[Start of Material supplied]
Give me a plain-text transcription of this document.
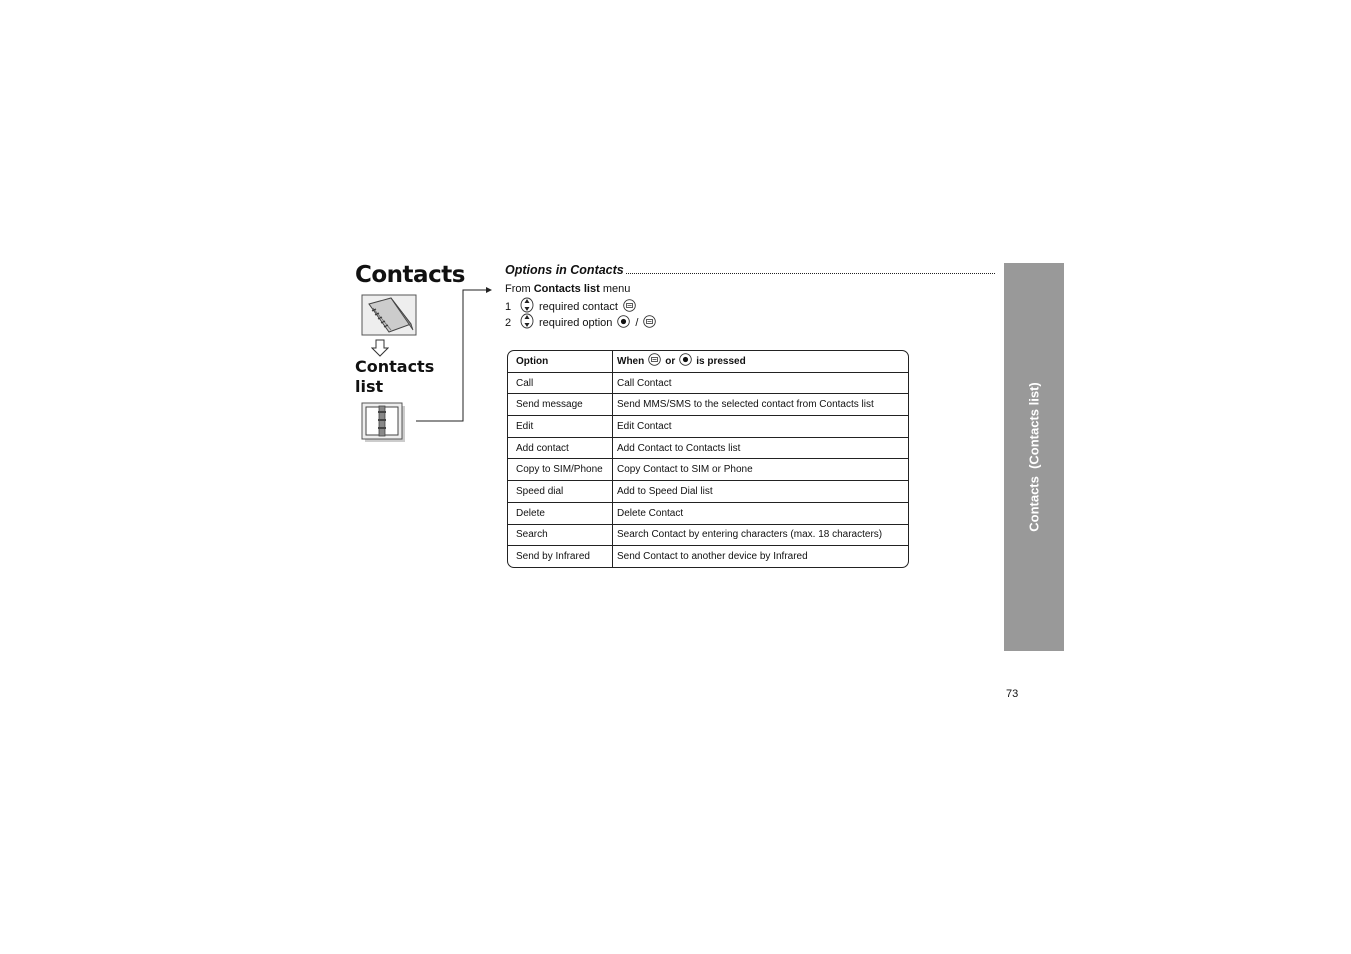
Contacts
Contacts list
Options in Contacts
From Contacts list menu
1	required contact
2	required option /
Option	When or is pressed

Call	Call Contact
Send message	Send MMS/SMS to the selected contact from Contacts list
Edit	Edit Contact
Add contact	Add Contact to Contacts list
Copy to SIM/Phone	Copy Contact to SIM or Phone
Speed dial	Add to Speed Dial list
Delete	Delete Contact
Search	Search Contact by entering characters (max. 18 characters)
Send by Infrared	Send Contact to another device by Infrared
Contacts  (Contacts list)
73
[End of Material supplied]
● What you are asked to do
Reproduce every entry word for word, but skip any pictures.

● Solution for this exercise
Give me a plain-text transcription of this document.
Contacts
Contacts list
Options in Contacts
From Contacts list menu
1	required contact
2	required option /
Option	When or is pressed

Call	Call Contact
Send message	Send MMS/SMS to the selected contact from Contacts list
Edit	Edit Contact
Add contact	Add Contact to Contacts list
Copy to SIM/Phone	Copy Contact to SIM or Phone
Speed dial	Add to Speed Dial list
Delete	Delete Contact
Search	Search Contact by entering characters (max. 18 characters)
Send by Infrared	Send Contact to another device by Infrared
Contacts  (Contacts list)
73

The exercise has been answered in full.